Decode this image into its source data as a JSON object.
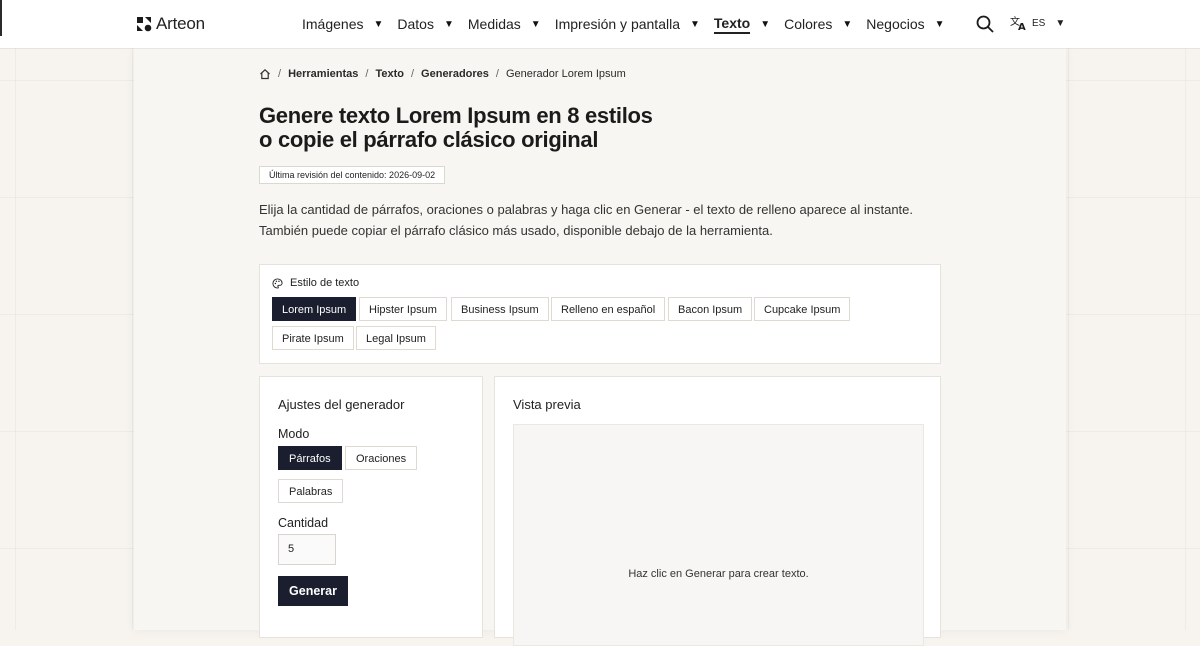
{
  "nav": {
    "brand": "Arteon",
    "menu": [
      {
        "label": "Imágenes",
        "active": false
      },
      {
        "label": "Datos",
        "active": false
      },
      {
        "label": "Medidas",
        "active": false
      },
      {
        "label": "Impresión y pantalla",
        "active": false
      },
      {
        "label": "Texto",
        "active": true
      },
      {
        "label": "Colores",
        "active": false
      },
      {
        "label": "Negocios",
        "active": false
      }
    ],
    "search_icon": "search-icon",
    "lang_icon": "translate-icon",
    "lang": "ES"
  },
  "breadcrumb": [
    "Herramientas",
    "Texto",
    "Generadores",
    "Generador Lorem Ipsum"
  ],
  "page": {
    "title_line1": "Genere texto Lorem Ipsum en 8 estilos",
    "title_line2": "o copie el párrafo clásico original",
    "revision": "Última revisión del contenido: 2026-09-02",
    "lead_line1": "Elija la cantidad de párrafos, oraciones o palabras y haga clic en Generar - el texto de relleno aparece al instante.",
    "lead_line2": "También puede copiar el párrafo clásico más usado, disponible debajo de la herramienta."
  },
  "style": {
    "label": "Estilo de texto",
    "options": [
      "Lorem Ipsum",
      "Hipster Ipsum",
      "Business Ipsum",
      "Relleno en español",
      "Bacon Ipsum",
      "Cupcake Ipsum",
      "Pirate Ipsum",
      "Legal Ipsum"
    ],
    "selected": "Lorem Ipsum"
  },
  "settings": {
    "title": "Ajustes del generador",
    "mode_label": "Modo",
    "modes": [
      "Párrafos",
      "Oraciones",
      "Palabras"
    ],
    "mode_selected": "Párrafos",
    "quantity_label": "Cantidad",
    "quantity": "5",
    "generate": "Generar"
  },
  "preview": {
    "title": "Vista previa",
    "empty_message": "Haz clic en Generar para crear texto."
  },
  "colors": {
    "accent_dark": "#1a1e2e",
    "background": "#f7f4ef"
  }
}
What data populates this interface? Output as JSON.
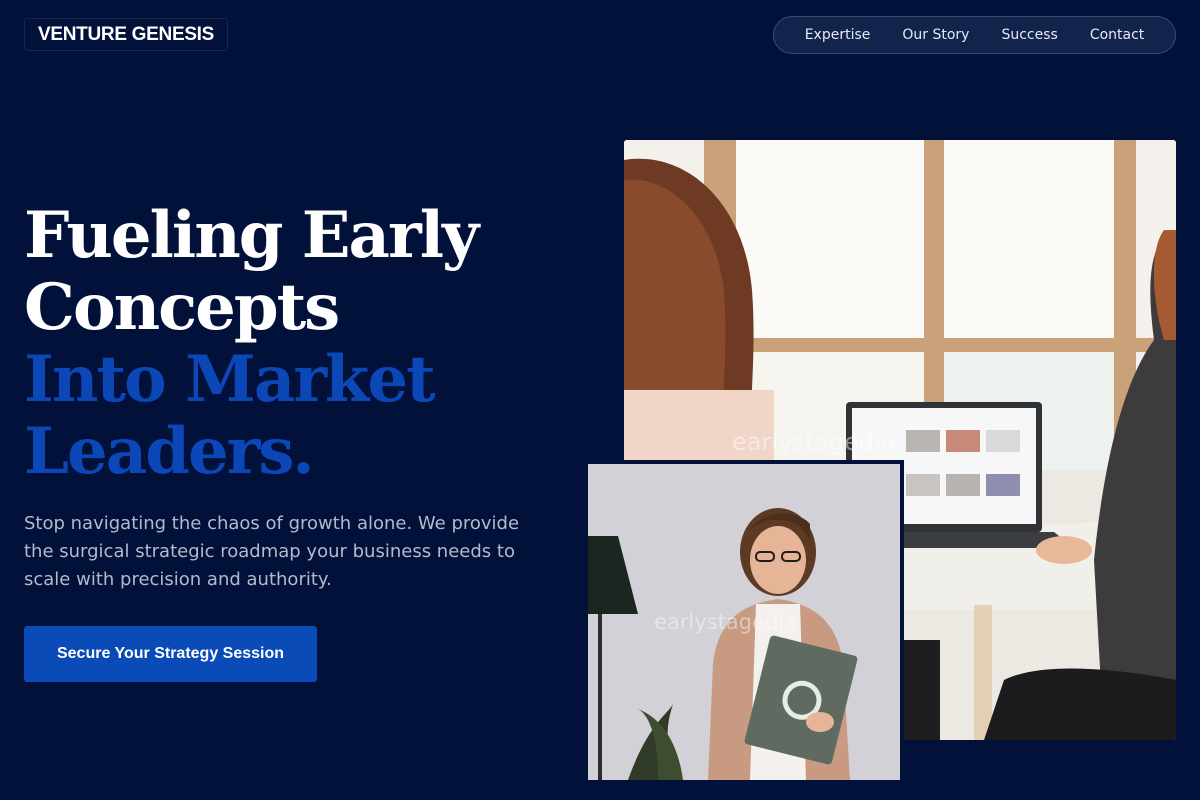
{
  "header": {
    "logo": "VENTURE GENESIS",
    "nav": [
      "Expertise",
      "Our Story",
      "Success",
      "Contact"
    ]
  },
  "hero": {
    "headline_lines": [
      "Fueling Early",
      "Concepts",
      "Into Market",
      "Leaders."
    ],
    "subtext": "Stop navigating the chaos of growth alone. We provide the surgical strategic roadmap your business needs to scale with precision and authority.",
    "cta": "Secure Your Strategy Session"
  },
  "images": {
    "main_watermark": "earlystagedia",
    "inset_watermark": "earlystagedia"
  },
  "colors": {
    "background": "#02113a",
    "accent_blue": "#0b47b6",
    "nav_background": "#13244c"
  }
}
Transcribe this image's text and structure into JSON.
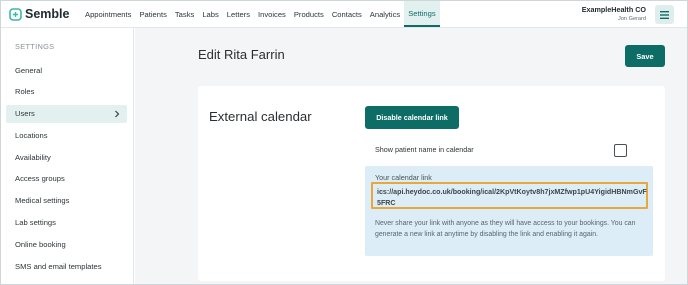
{
  "app": {
    "brand": "Semble"
  },
  "nav": {
    "items": [
      {
        "label": "Appointments"
      },
      {
        "label": "Patients"
      },
      {
        "label": "Tasks"
      },
      {
        "label": "Labs"
      },
      {
        "label": "Letters"
      },
      {
        "label": "Invoices"
      },
      {
        "label": "Products"
      },
      {
        "label": "Contacts"
      },
      {
        "label": "Analytics"
      },
      {
        "label": "Settings",
        "active": true
      }
    ]
  },
  "account": {
    "org_name": "ExampleHealth CO",
    "user_name": "Jon Gerard",
    "menu_icon": "hamburger-icon"
  },
  "sidebar": {
    "heading": "SETTINGS",
    "items": [
      {
        "label": "General"
      },
      {
        "label": "Roles"
      },
      {
        "label": "Users",
        "active": true
      },
      {
        "label": "Locations"
      },
      {
        "label": "Availability"
      },
      {
        "label": "Access groups"
      },
      {
        "label": "Medical settings"
      },
      {
        "label": "Lab settings"
      },
      {
        "label": "Online booking"
      },
      {
        "label": "SMS and email templates"
      }
    ]
  },
  "page": {
    "title": "Edit Rita Farrin",
    "save_label": "Save"
  },
  "calendar": {
    "section_title": "External calendar",
    "disable_label": "Disable calendar link",
    "show_patient_label": "Show patient name in calendar",
    "show_patient_checked": false,
    "link_label": "Your calendar link",
    "link_url": "ics://api.heydoc.co.uk/booking/ical/2KpVtKoytv8h7jxMZfwp1pU4YigidHBNmGvF5FRC",
    "warning": "Never share your link with anyone as they will have access to your bookings. You can generate a new link at anytime by disabling the link and enabling it again."
  },
  "colors": {
    "brand": "#0e6c66",
    "active_bg": "#e2f1ef",
    "info_bg": "#dcedf8",
    "highlight": "#e8a93a"
  }
}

##############################

### Exercise prompt
From the entries above, write out every line without a single change, skipping the images.

### Task output
Decode this image into its source data as a JSON object.
{
  "nav": {
    "brand": "Arteon",
    "menu": [
      {
        "label": "Imágenes",
        "active": false
      },
      {
        "label": "Datos",
        "active": false
      },
      {
        "label": "Medidas",
        "active": false
      },
      {
        "label": "Impresión y pantalla",
        "active": false
      },
      {
        "label": "Texto",
        "active": true
      },
      {
        "label": "Colores",
        "active": false
      },
      {
        "label": "Negocios",
        "active": false
      }
    ],
    "search_icon": "search-icon",
    "lang_icon": "translate-icon",
    "lang": "ES"
  },
  "breadcrumb": [
    "Herramientas",
    "Texto",
    "Generadores",
    "Generador Lorem Ipsum"
  ],
  "page": {
    "title_line1": "Genere texto Lorem Ipsum en 8 estilos",
    "title_line2": "o copie el párrafo clásico original",
    "revision": "Última revisión del contenido: 2026-09-02",
    "lead_line1": "Elija la cantidad de párrafos, oraciones o palabras y haga clic en Generar - el texto de relleno aparece al instante.",
    "lead_line2": "También puede copiar el párrafo clásico más usado, disponible debajo de la herramienta."
  },
  "style": {
    "label": "Estilo de texto",
    "options": [
      "Lorem Ipsum",
      "Hipster Ipsum",
      "Business Ipsum",
      "Relleno en español",
      "Bacon Ipsum",
      "Cupcake Ipsum",
      "Pirate Ipsum",
      "Legal Ipsum"
    ],
    "selected": "Lorem Ipsum"
  },
  "settings": {
    "title": "Ajustes del generador",
    "mode_label": "Modo",
    "modes": [
      "Párrafos",
      "Oraciones",
      "Palabras"
    ],
    "mode_selected": "Párrafos",
    "quantity_label": "Cantidad",
    "quantity": "5",
    "generate": "Generar"
  },
  "preview": {
    "title": "Vista previa",
    "empty_message": "Haz clic en Generar para crear texto."
  },
  "colors": {
    "accent_dark": "#1a1e2e",
    "background": "#f7f4ef"
  }
}
What data populates this interface? Output as JSON.
{
  "header": {
    "logo": "VENTURE GENESIS",
    "nav": [
      "Expertise",
      "Our Story",
      "Success",
      "Contact"
    ]
  },
  "hero": {
    "headline_lines": [
      "Fueling Early",
      "Concepts",
      "Into Market",
      "Leaders."
    ],
    "subtext": "Stop navigating the chaos of growth alone. We provide the surgical strategic roadmap your business needs to scale with precision and authority.",
    "cta": "Secure Your Strategy Session"
  },
  "images": {
    "main_watermark": "earlystagedia",
    "inset_watermark": "earlystagedia"
  },
  "colors": {
    "background": "#02113a",
    "accent_blue": "#0b47b6",
    "nav_background": "#13244c"
  }
}
Transcribe this image's text and structure into JSON.
{
  "app": {
    "brand": "Semble"
  },
  "nav": {
    "items": [
      {
        "label": "Appointments"
      },
      {
        "label": "Patients"
      },
      {
        "label": "Tasks"
      },
      {
        "label": "Labs"
      },
      {
        "label": "Letters"
      },
      {
        "label": "Invoices"
      },
      {
        "label": "Products"
      },
      {
        "label": "Contacts"
      },
      {
        "label": "Analytics"
      },
      {
        "label": "Settings",
        "active": true
      }
    ]
  },
  "account": {
    "org_name": "ExampleHealth CO",
    "user_name": "Jon Gerard",
    "menu_icon": "hamburger-icon"
  },
  "sidebar": {
    "heading": "SETTINGS",
    "items": [
      {
        "label": "General"
      },
      {
        "label": "Roles"
      },
      {
        "label": "Users",
        "active": true
      },
      {
        "label": "Locations"
      },
      {
        "label": "Availability"
      },
      {
        "label": "Access groups"
      },
      {
        "label": "Medical settings"
      },
      {
        "label": "Lab settings"
      },
      {
        "label": "Online booking"
      },
      {
        "label": "SMS and email templates"
      }
    ]
  },
  "page": {
    "title": "Edit Rita Farrin",
    "save_label": "Save"
  },
  "calendar": {
    "section_title": "External calendar",
    "disable_label": "Disable calendar link",
    "show_patient_label": "Show patient name in calendar",
    "show_patient_checked": false,
    "link_label": "Your calendar link",
    "link_url": "ics://api.heydoc.co.uk/booking/ical/2KpVtKoytv8h7jxMZfwp1pU4YigidHBNmGvF5FRC",
    "warning": "Never share your link with anyone as they will have access to your bookings. You can generate a new link at anytime by disabling the link and enabling it again."
  },
  "colors": {
    "brand": "#0e6c66",
    "active_bg": "#e2f1ef",
    "info_bg": "#dcedf8",
    "highlight": "#e8a93a"
  }
}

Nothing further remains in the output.